DIRECTIVE: Omit all pictures, then retype the data exactly as given.

EXERCISE INPUTS:

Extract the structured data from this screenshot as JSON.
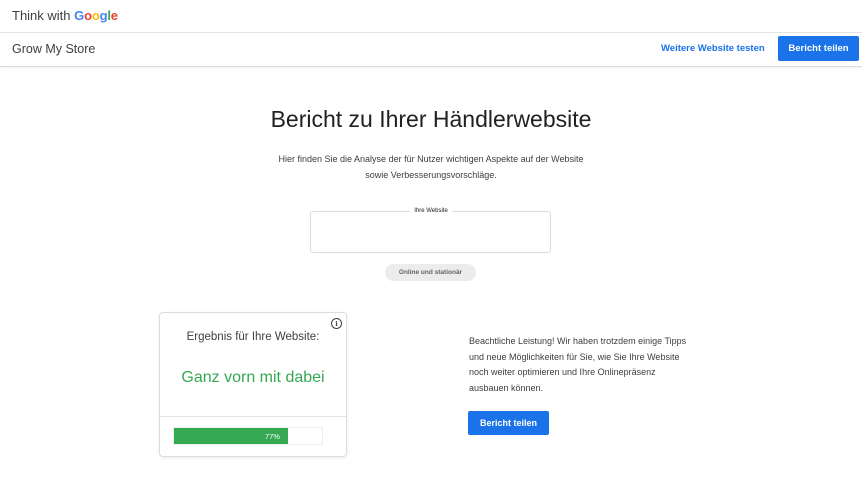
{
  "brand": {
    "prefix": "Think with",
    "google_letters": [
      {
        "char": "G",
        "color": "#4285F4"
      },
      {
        "char": "o",
        "color": "#EA4335"
      },
      {
        "char": "o",
        "color": "#FBBC05"
      },
      {
        "char": "g",
        "color": "#4285F4"
      },
      {
        "char": "l",
        "color": "#34A853"
      },
      {
        "char": "e",
        "color": "#EA4335"
      }
    ]
  },
  "header": {
    "store_name": "Grow My Store",
    "test_link": "Weitere Website testen",
    "share_button": "Bericht teilen"
  },
  "main": {
    "title": "Bericht zu Ihrer Händlerwebsite",
    "description_line1": "Hier finden Sie die Analyse der für Nutzer wichtigen Aspekte auf der Website",
    "description_line2": "sowie Verbesserungsvorschläge.",
    "website_label": "Ihre Website",
    "website_value": "",
    "business_type_chip": "Online und stationär"
  },
  "result_card": {
    "info_icon": "info-icon",
    "label": "Ergebnis für Ihre Website:",
    "result": "Ganz vorn mit dabei",
    "progress_percent": 77,
    "progress_text": "77%",
    "progress_color": "#34A853"
  },
  "advice": {
    "line1": "Beachtliche Leistung! Wir haben trotzdem einige Tipps",
    "line2": "und neue Möglichkeiten für Sie, wie Sie Ihre Website",
    "line3": "noch weiter optimieren und Ihre Onlinepräsenz",
    "line4": "ausbauen können.",
    "share_button": "Bericht teilen"
  },
  "colors": {
    "accent": "#1A73E8",
    "success": "#34A853"
  }
}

FINAL ANSWER:
Extract the structured data from this screenshot as JSON.
{
  "brand": {
    "prefix": "Think with",
    "google_letters": [
      {
        "char": "G",
        "color": "#4285F4"
      },
      {
        "char": "o",
        "color": "#EA4335"
      },
      {
        "char": "o",
        "color": "#FBBC05"
      },
      {
        "char": "g",
        "color": "#4285F4"
      },
      {
        "char": "l",
        "color": "#34A853"
      },
      {
        "char": "e",
        "color": "#EA4335"
      }
    ]
  },
  "header": {
    "store_name": "Grow My Store",
    "test_link": "Weitere Website testen",
    "share_button": "Bericht teilen"
  },
  "main": {
    "title": "Bericht zu Ihrer Händlerwebsite",
    "description_line1": "Hier finden Sie die Analyse der für Nutzer wichtigen Aspekte auf der Website",
    "description_line2": "sowie Verbesserungsvorschläge.",
    "website_label": "Ihre Website",
    "website_value": "",
    "business_type_chip": "Online und stationär"
  },
  "result_card": {
    "info_icon": "info-icon",
    "label": "Ergebnis für Ihre Website:",
    "result": "Ganz vorn mit dabei",
    "progress_percent": 77,
    "progress_text": "77%",
    "progress_color": "#34A853"
  },
  "advice": {
    "line1": "Beachtliche Leistung! Wir haben trotzdem einige Tipps",
    "line2": "und neue Möglichkeiten für Sie, wie Sie Ihre Website",
    "line3": "noch weiter optimieren und Ihre Onlinepräsenz",
    "line4": "ausbauen können.",
    "share_button": "Bericht teilen"
  },
  "colors": {
    "accent": "#1A73E8",
    "success": "#34A853"
  }
}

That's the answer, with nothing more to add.